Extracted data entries
------------------------------------
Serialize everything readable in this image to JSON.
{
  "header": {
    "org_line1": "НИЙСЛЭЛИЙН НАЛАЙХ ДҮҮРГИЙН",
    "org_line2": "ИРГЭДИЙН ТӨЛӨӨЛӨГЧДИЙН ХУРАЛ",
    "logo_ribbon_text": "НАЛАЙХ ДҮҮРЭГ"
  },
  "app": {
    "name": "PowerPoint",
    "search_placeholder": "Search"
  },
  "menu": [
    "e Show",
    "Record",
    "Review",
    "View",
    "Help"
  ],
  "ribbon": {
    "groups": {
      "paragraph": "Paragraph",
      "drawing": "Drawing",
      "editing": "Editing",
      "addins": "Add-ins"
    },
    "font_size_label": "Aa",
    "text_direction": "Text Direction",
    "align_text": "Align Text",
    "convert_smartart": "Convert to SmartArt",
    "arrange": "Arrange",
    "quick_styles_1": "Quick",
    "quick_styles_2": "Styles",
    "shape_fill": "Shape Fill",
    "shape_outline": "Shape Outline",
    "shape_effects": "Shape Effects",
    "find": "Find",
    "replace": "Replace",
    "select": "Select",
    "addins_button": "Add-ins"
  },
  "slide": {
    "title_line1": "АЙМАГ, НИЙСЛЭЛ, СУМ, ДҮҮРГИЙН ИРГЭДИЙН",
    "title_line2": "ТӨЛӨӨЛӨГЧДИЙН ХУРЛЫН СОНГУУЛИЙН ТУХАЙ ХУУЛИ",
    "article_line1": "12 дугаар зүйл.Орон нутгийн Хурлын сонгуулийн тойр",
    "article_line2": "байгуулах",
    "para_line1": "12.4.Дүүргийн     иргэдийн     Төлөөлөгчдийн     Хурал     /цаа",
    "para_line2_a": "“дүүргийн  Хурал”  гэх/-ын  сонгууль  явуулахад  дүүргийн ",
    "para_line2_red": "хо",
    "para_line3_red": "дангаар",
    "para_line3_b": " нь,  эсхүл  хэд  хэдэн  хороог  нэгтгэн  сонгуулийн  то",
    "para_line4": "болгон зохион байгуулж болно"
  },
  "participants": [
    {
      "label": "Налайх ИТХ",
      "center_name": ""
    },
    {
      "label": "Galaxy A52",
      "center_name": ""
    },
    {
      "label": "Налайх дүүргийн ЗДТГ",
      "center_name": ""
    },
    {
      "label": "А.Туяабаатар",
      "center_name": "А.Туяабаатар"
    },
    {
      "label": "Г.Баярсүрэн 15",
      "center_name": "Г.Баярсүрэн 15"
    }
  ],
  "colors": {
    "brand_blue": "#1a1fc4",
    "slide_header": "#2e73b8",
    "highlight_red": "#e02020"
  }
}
------------------------------------
Write out every record verbatim.

Serialize everything readable in this image to JSON.
{
  "header": {
    "org_line1": "НИЙСЛЭЛИЙН НАЛАЙХ ДҮҮРГИЙН",
    "org_line2": "ИРГЭДИЙН ТӨЛӨӨЛӨГЧДИЙН ХУРАЛ",
    "logo_ribbon_text": "НАЛАЙХ ДҮҮРЭГ"
  },
  "app": {
    "name": "PowerPoint",
    "search_placeholder": "Search"
  },
  "menu": [
    "e Show",
    "Record",
    "Review",
    "View",
    "Help"
  ],
  "ribbon": {
    "groups": {
      "paragraph": "Paragraph",
      "drawing": "Drawing",
      "editing": "Editing",
      "addins": "Add-ins"
    },
    "font_size_label": "Aa",
    "text_direction": "Text Direction",
    "align_text": "Align Text",
    "convert_smartart": "Convert to SmartArt",
    "arrange": "Arrange",
    "quick_styles_1": "Quick",
    "quick_styles_2": "Styles",
    "shape_fill": "Shape Fill",
    "shape_outline": "Shape Outline",
    "shape_effects": "Shape Effects",
    "find": "Find",
    "replace": "Replace",
    "select": "Select",
    "addins_button": "Add-ins"
  },
  "slide": {
    "title_line1": "АЙМАГ, НИЙСЛЭЛ, СУМ, ДҮҮРГИЙН ИРГЭДИЙН",
    "title_line2": "ТӨЛӨӨЛӨГЧДИЙН ХУРЛЫН СОНГУУЛИЙН ТУХАЙ ХУУЛИ",
    "article_line1": "12 дугаар зүйл.Орон нутгийн Хурлын сонгуулийн тойр",
    "article_line2": "байгуулах",
    "para_line1": "12.4.Дүүргийн     иргэдийн     Төлөөлөгчдийн     Хурал     /цаа",
    "para_line2_a": "“дүүргийн  Хурал”  гэх/-ын  сонгууль  явуулахад  дүүргийн ",
    "para_line2_red": "хо",
    "para_line3_red": "дангаар",
    "para_line3_b": " нь,  эсхүл  хэд  хэдэн  хороог  нэгтгэн  сонгуулийн  то",
    "para_line4": "болгон зохион байгуулж болно"
  },
  "participants": [
    {
      "label": "Налайх ИТХ",
      "center_name": ""
    },
    {
      "label": "Galaxy A52",
      "center_name": ""
    },
    {
      "label": "Налайх дүүргийн ЗДТГ",
      "center_name": ""
    },
    {
      "label": "А.Туяабаатар",
      "center_name": "А.Туяабаатар"
    },
    {
      "label": "Г.Баярсүрэн 15",
      "center_name": "Г.Баярсүрэн 15"
    }
  ],
  "colors": {
    "brand_blue": "#1a1fc4",
    "slide_header": "#2e73b8",
    "highlight_red": "#e02020"
  }
}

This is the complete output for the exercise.